GIVEN ENTRIES –

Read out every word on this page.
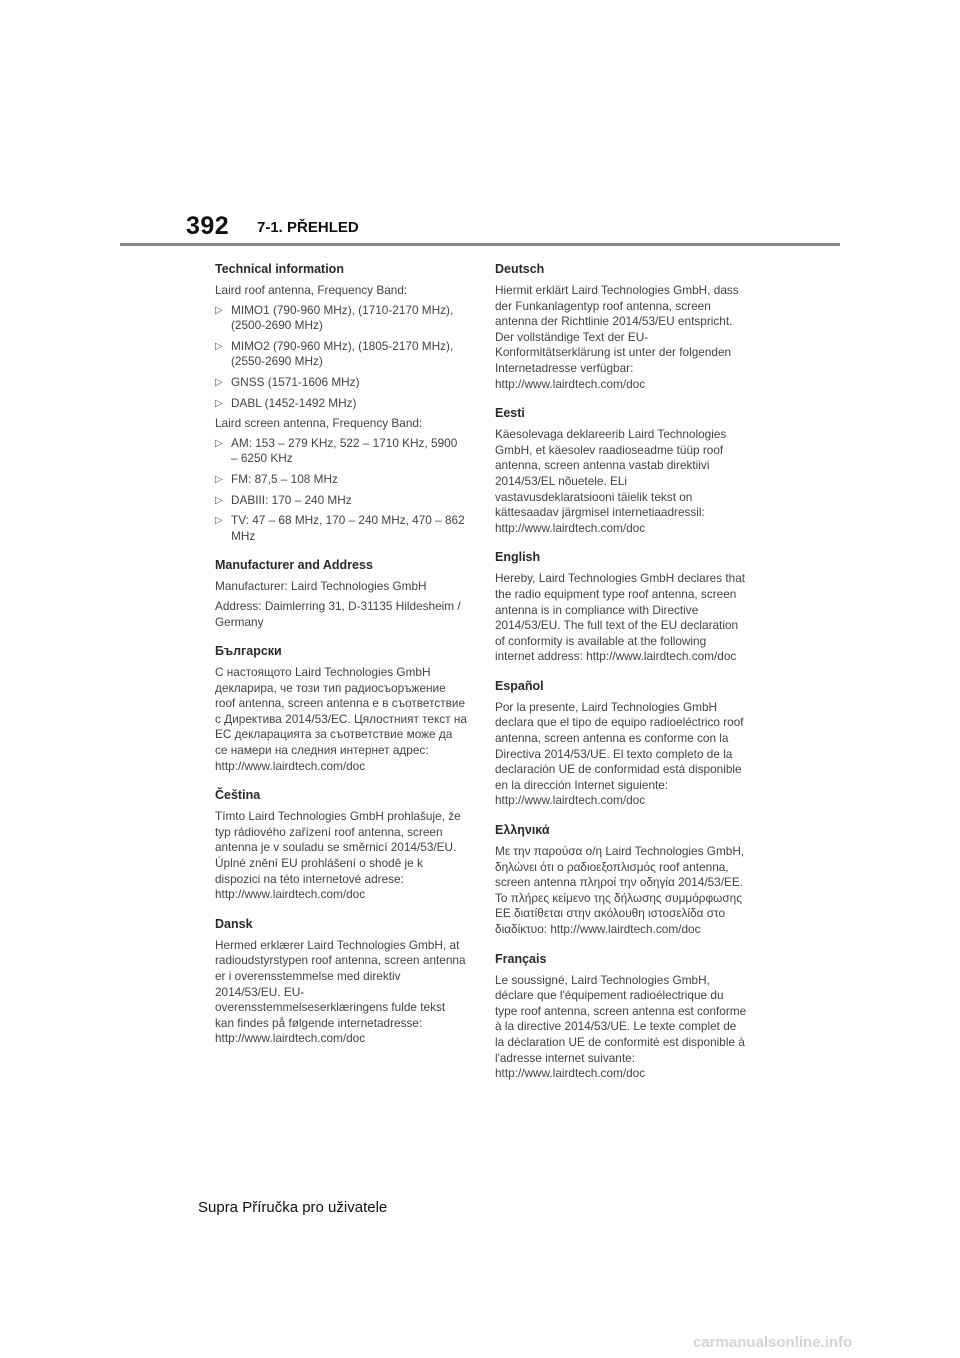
392 7-1. PŘEHLED
Technical information

Laird roof antenna, Frequency Band:

▷ MIMO1 (790-960 MHz), (1710-2170 MHz), (2500-2690 MHz)
▷ MIMO2 (790-960 MHz), (1805-2170 MHz), (2550-2690 MHz)
▷ GNSS (1571-1606 MHz)
▷ DABL (1452-1492 MHz)

Laird screen antenna, Frequency Band:

▷ AM: 153 – 279 KHz, 522 – 1710 KHz, 5900 – 6250 KHz
▷ FM: 87,5 – 108 MHz
▷ DABIII: 170 – 240 MHz
▷ TV: 47 – 68 MHz, 170 – 240 MHz, 470 – 862 MHz
Manufacturer and Address

Manufacturer: Laird Technologies GmbH

Address: Daimlerring 31, D-31135 Hildesheim / Germany

Български

С настоящото Laird Technologies GmbH декларира, че този тип радиосъоръжение roof antenna, screen antenna е в съответствие с Директива 2014/53/ЕС. Цялостният текст на ЕС декларацията за съответствие може да се намери на следния интернет адрес: http://www.lairdtech.com/doc

Čeština

Tímto Laird Technologies GmbH prohlašuje, že typ rádiového zařízení roof antenna, screen antenna je v souladu se směrnicí 2014/53/EU. Úplné znění EU prohlášení o shodě je k dispozici na této internetové adrese: http://www.lairdtech.com/doc

Dansk

Hermed erklærer Laird Technologies GmbH, at radioudstyrstypen roof antenna, screen antenna er i overensstemmelse med direktiv 2014/53/EU. EU-overensstemmelseserklæringens fulde tekst kan findes på følgende internetadresse: http://www.lairdtech.com/doc

Deutsch

Hiermit erklärt Laird Technologies GmbH, dass der Funkanlagentyp roof antenna, screen antenna der Richtlinie 2014/53/EU entspricht. Der vollständige Text der EU-Konformitätserklärung ist unter der folgenden Internetadresse verfügbar: http://www.lairdtech.com/doc

Eesti

Käesolevaga deklareerib Laird Technologies GmbH, et käesolev raadioseadme tüüp roof antenna, screen antenna vastab direktiivi 2014/53/EL nõuetele. ELi vastavusdeklaratsiooni täielik tekst on kättesaadav järgmisel internetiaadressil: http://www.lairdtech.com/doc

English

Hereby, Laird Technologies GmbH declares that the radio equipment type roof antenna, screen antenna is in compliance with Directive 2014/53/EU. The full text of the EU declaration of conformity is available at the following internet address: http://www.lairdtech.com/doc

Español

Por la presente, Laird Technologies GmbH declara que el tipo de equipo radioeléctrico roof antenna, screen antenna es conforme con la Directiva 2014/53/UE. El texto completo de la declaración UE de conformidad está disponible en la dirección Internet siguiente: http://www.lairdtech.com/doc

Ελληνικά

Με την παρούσα ο/η Laird Technologies GmbH, δηλώνει ότι ο ραδιοεξοπλισμός roof antenna, screen antenna πληροί την οδηγία 2014/53/ΕΕ. Το πλήρες κείμενο της δήλωσης συμμόρφωσης ΕΕ διατίθεται στην ακόλουθη ιστοσελίδα στο διαδίκτυο: http://www.lairdtech.com/doc

Français

Le soussigné, Laird Technologies GmbH, déclare que l'équipement radioélectrique du type roof antenna, screen antenna est conforme à la directive 2014/53/UE. Le texte complet de la déclaration UE de conformité est disponible à l'adresse internet suivante: http://www.lairdtech.com/doc

Supra Příručka pro uživatele
carmanualsonline.info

EXERCISE OBJECTIVE – Please write out all of the material above without changing a word, and omit any pictures.

WRITTEN REPLY –
Read out every word on this page.
392 7-1. PŘEHLED
Technical information

Laird roof antenna, Frequency Band:

▷ MIMO1 (790-960 MHz), (1710-2170 MHz), (2500-2690 MHz)
▷ MIMO2 (790-960 MHz), (1805-2170 MHz), (2550-2690 MHz)
▷ GNSS (1571-1606 MHz)
▷ DABL (1452-1492 MHz)

Laird screen antenna, Frequency Band:

▷ AM: 153 – 279 KHz, 522 – 1710 KHz, 5900 – 6250 KHz
▷ FM: 87,5 – 108 MHz
▷ DABIII: 170 – 240 MHz
▷ TV: 47 – 68 MHz, 170 – 240 MHz, 470 – 862 MHz
Manufacturer and Address

Manufacturer: Laird Technologies GmbH

Address: Daimlerring 31, D-31135 Hildesheim / Germany

Български

С настоящото Laird Technologies GmbH декларира, че този тип радиосъоръжение roof antenna, screen antenna е в съответствие с Директива 2014/53/ЕС. Цялостният текст на ЕС декларацията за съответствие може да се намери на следния интернет адрес: http://www.lairdtech.com/doc

Čeština

Tímto Laird Technologies GmbH prohlašuje, že typ rádiového zařízení roof antenna, screen antenna je v souladu se směrnicí 2014/53/EU. Úplné znění EU prohlášení o shodě je k dispozici na této internetové adrese: http://www.lairdtech.com/doc

Dansk

Hermed erklærer Laird Technologies GmbH, at radioudstyrstypen roof antenna, screen antenna er i overensstemmelse med direktiv 2014/53/EU. EU-overensstemmelseserklæringens fulde tekst kan findes på følgende internetadresse: http://www.lairdtech.com/doc

Deutsch

Hiermit erklärt Laird Technologies GmbH, dass der Funkanlagentyp roof antenna, screen antenna der Richtlinie 2014/53/EU entspricht. Der vollständige Text der EU-Konformitätserklärung ist unter der folgenden Internetadresse verfügbar: http://www.lairdtech.com/doc

Eesti

Käesolevaga deklareerib Laird Technologies GmbH, et käesolev raadioseadme tüüp roof antenna, screen antenna vastab direktiivi 2014/53/EL nõuetele. ELi vastavusdeklaratsiooni täielik tekst on kättesaadav järgmisel internetiaadressil: http://www.lairdtech.com/doc

English

Hereby, Laird Technologies GmbH declares that the radio equipment type roof antenna, screen antenna is in compliance with Directive 2014/53/EU. The full text of the EU declaration of conformity is available at the following internet address: http://www.lairdtech.com/doc

Español

Por la presente, Laird Technologies GmbH declara que el tipo de equipo radioeléctrico roof antenna, screen antenna es conforme con la Directiva 2014/53/UE. El texto completo de la declaración UE de conformidad está disponible en la dirección Internet siguiente: http://www.lairdtech.com/doc

Ελληνικά

Με την παρούσα ο/η Laird Technologies GmbH, δηλώνει ότι ο ραδιοεξοπλισμός roof antenna, screen antenna πληροί την οδηγία 2014/53/ΕΕ. Το πλήρες κείμενο της δήλωσης συμμόρφωσης ΕΕ διατίθεται στην ακόλουθη ιστοσελίδα στο διαδίκτυο: http://www.lairdtech.com/doc

Français

Le soussigné, Laird Technologies GmbH, déclare que l'équipement radioélectrique du type roof antenna, screen antenna est conforme à la directive 2014/53/UE. Le texte complet de la déclaration UE de conformité est disponible à l'adresse internet suivante: http://www.lairdtech.com/doc

Supra Příručka pro uživatele
carmanualsonline.info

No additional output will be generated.